■ **WORK TO DO**: Can you write out the whole listing exactly?

■ **PROVIDED RECORDS**:
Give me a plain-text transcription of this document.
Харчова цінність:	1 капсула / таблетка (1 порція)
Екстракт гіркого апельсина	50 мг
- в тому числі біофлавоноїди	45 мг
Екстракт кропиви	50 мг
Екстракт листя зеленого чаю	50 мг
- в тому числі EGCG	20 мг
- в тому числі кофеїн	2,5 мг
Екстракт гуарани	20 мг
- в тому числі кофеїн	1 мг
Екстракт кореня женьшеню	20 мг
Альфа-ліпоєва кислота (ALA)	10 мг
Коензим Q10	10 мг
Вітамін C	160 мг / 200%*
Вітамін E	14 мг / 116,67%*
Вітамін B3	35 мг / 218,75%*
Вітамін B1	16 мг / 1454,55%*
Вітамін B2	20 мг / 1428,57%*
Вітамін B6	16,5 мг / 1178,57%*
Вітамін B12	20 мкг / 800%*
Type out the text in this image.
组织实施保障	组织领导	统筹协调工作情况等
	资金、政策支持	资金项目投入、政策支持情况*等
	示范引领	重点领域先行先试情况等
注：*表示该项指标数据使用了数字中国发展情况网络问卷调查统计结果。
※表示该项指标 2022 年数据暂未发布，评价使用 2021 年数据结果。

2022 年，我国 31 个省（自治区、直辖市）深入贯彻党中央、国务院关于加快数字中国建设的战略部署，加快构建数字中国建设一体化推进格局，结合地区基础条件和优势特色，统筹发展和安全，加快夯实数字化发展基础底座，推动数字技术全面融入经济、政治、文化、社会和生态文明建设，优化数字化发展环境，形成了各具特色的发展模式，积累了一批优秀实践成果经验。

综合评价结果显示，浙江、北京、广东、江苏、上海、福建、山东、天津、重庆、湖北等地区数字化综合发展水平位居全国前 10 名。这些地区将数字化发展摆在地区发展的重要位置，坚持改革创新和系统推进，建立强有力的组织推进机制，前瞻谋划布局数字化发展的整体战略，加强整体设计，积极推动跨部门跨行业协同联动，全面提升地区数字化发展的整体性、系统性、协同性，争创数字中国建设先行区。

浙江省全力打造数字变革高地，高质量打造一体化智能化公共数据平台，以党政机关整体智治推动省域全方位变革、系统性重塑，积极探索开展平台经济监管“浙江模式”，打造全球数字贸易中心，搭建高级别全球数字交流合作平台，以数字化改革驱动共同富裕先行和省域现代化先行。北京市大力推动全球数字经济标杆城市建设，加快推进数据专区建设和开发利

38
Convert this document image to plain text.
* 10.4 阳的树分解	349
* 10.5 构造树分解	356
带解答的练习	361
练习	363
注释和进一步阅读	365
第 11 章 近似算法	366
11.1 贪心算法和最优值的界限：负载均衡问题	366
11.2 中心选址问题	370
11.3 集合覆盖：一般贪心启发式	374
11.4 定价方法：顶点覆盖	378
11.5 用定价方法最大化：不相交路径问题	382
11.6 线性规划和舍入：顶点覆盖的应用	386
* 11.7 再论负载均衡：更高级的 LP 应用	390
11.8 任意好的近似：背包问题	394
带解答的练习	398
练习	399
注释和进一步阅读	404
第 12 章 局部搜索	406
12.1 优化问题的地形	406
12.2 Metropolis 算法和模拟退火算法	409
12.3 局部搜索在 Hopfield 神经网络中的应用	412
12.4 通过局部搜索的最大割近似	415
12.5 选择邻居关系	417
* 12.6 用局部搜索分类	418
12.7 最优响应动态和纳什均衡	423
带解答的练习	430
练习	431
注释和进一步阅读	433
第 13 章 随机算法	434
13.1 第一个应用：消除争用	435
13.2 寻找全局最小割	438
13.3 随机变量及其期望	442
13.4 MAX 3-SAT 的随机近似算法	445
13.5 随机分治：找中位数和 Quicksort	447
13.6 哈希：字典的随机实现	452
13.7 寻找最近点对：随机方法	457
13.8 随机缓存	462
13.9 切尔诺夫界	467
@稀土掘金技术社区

■ **WRITTEN ANSWER**:
Give me a plain-text transcription of this document.
Харчова цінність:	1 капсула / таблетка (1 порція)
Екстракт гіркого апельсина	50 мг
- в тому числі біофлавоноїди	45 мг
Екстракт кропиви	50 мг
Екстракт листя зеленого чаю	50 мг
- в тому числі EGCG	20 мг
- в тому числі кофеїн	2,5 мг
Екстракт гуарани	20 мг
- в тому числі кофеїн	1 мг
Екстракт кореня женьшеню	20 мг
Альфа-ліпоєва кислота (ALA)	10 мг
Коензим Q10	10 мг
Вітамін C	160 мг / 200%*
Вітамін E	14 мг / 116,67%*
Вітамін B3	35 мг / 218,75%*
Вітамін B1	16 мг / 1454,55%*
Вітамін B2	20 мг / 1428,57%*
Вітамін B6	16,5 мг / 1178,57%*
Вітамін B12	20 мкг / 800%*
Type out the text in this image.
组织实施保障	组织领导	统筹协调工作情况等
	资金、政策支持	资金项目投入、政策支持情况*等
	示范引领	重点领域先行先试情况等
注：*表示该项指标数据使用了数字中国发展情况网络问卷调查统计结果。
※表示该项指标 2022 年数据暂未发布，评价使用 2021 年数据结果。

2022 年，我国 31 个省（自治区、直辖市）深入贯彻党中央、国务院关于加快数字中国建设的战略部署，加快构建数字中国建设一体化推进格局，结合地区基础条件和优势特色，统筹发展和安全，加快夯实数字化发展基础底座，推动数字技术全面融入经济、政治、文化、社会和生态文明建设，优化数字化发展环境，形成了各具特色的发展模式，积累了一批优秀实践成果经验。

综合评价结果显示，浙江、北京、广东、江苏、上海、福建、山东、天津、重庆、湖北等地区数字化综合发展水平位居全国前 10 名。这些地区将数字化发展摆在地区发展的重要位置，坚持改革创新和系统推进，建立强有力的组织推进机制，前瞻谋划布局数字化发展的整体战略，加强整体设计，积极推动跨部门跨行业协同联动，全面提升地区数字化发展的整体性、系统性、协同性，争创数字中国建设先行区。

浙江省全力打造数字变革高地，高质量打造一体化智能化公共数据平台，以党政机关整体智治推动省域全方位变革、系统性重塑，积极探索开展平台经济监管“浙江模式”，打造全球数字贸易中心，搭建高级别全球数字交流合作平台，以数字化改革驱动共同富裕先行和省域现代化先行。北京市大力推动全球数字经济标杆城市建设，加快推进数据专区建设和开发利

38
Convert this document image to plain text.
* 10.4 阳的树分解	349
* 10.5 构造树分解	356
带解答的练习	361
练习	363
注释和进一步阅读	365
第 11 章 近似算法	366
11.1 贪心算法和最优值的界限：负载均衡问题	366
11.2 中心选址问题	370
11.3 集合覆盖：一般贪心启发式	374
11.4 定价方法：顶点覆盖	378
11.5 用定价方法最大化：不相交路径问题	382
11.6 线性规划和舍入：顶点覆盖的应用	386
* 11.7 再论负载均衡：更高级的 LP 应用	390
11.8 任意好的近似：背包问题	394
带解答的练习	398
练习	399
注释和进一步阅读	404
第 12 章 局部搜索	406
12.1 优化问题的地形	406
12.2 Metropolis 算法和模拟退火算法	409
12.3 局部搜索在 Hopfield 神经网络中的应用	412
12.4 通过局部搜索的最大割近似	415
12.5 选择邻居关系	417
* 12.6 用局部搜索分类	418
12.7 最优响应动态和纳什均衡	423
带解答的练习	430
练习	431
注释和进一步阅读	433
第 13 章 随机算法	434
13.1 第一个应用：消除争用	435
13.2 寻找全局最小割	438
13.3 随机变量及其期望	442
13.4 MAX 3-SAT 的随机近似算法	445
13.5 随机分治：找中位数和 Quicksort	447
13.6 哈希：字典的随机实现	452
13.7 寻找最近点对：随机方法	457
13.8 随机缓存	462
13.9 切尔诺夫界	467
@稀土掘金技术社区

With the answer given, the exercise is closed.